AIM: Filter this data down to the lines that hold "внедрения", and copy them.

[Extracted data entries]
------------------------------------------------------------------------
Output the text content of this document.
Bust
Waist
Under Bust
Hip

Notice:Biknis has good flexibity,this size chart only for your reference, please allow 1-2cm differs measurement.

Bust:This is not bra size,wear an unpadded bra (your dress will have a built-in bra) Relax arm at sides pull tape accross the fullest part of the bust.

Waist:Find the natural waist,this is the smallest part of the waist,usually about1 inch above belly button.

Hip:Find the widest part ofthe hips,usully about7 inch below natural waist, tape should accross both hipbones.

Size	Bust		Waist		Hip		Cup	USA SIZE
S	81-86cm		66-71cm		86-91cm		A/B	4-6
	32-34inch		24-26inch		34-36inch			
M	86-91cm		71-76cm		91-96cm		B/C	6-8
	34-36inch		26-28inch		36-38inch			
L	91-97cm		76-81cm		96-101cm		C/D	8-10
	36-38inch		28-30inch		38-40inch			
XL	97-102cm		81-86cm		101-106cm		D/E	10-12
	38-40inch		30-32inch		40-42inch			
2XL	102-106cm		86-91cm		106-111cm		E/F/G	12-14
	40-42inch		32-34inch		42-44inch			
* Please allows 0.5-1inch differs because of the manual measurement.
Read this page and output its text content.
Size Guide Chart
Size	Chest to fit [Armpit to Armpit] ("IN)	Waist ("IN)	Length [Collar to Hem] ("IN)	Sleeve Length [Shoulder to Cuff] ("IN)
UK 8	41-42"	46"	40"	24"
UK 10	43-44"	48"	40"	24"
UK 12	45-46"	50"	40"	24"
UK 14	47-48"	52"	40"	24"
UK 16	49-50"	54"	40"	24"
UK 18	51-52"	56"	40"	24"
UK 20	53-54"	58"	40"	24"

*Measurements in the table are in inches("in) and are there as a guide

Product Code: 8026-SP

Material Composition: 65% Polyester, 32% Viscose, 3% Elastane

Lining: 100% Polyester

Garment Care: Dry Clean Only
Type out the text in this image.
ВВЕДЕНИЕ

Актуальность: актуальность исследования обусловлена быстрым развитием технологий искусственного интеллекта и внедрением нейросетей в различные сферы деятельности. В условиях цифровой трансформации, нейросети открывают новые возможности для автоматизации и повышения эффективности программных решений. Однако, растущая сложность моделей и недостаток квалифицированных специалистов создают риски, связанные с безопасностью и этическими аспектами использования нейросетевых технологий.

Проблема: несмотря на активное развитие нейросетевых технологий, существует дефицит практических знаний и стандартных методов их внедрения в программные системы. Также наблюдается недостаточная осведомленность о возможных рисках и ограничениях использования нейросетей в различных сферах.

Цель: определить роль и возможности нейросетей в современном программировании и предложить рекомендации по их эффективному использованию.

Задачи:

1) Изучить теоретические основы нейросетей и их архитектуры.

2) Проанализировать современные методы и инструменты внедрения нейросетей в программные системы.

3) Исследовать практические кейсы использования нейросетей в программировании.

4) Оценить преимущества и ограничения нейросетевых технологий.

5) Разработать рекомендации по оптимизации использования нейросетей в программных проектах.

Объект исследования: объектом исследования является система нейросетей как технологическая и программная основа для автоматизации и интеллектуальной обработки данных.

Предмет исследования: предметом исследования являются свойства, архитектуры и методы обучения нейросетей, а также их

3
------------------------------------------------------------------------
TASK RESULT:
Проблема: несмотря на активное развитие нейросетевых технологий, существует дефицит практических знаний и стандартных методов их внедрения в программные системы. Также наблюдается недостаточная осведомленность о возможных рисках и ограничениях использования нейросетей в различных сферах.
2) Проанализировать современные методы и инструменты внедрения нейросетей в программные системы.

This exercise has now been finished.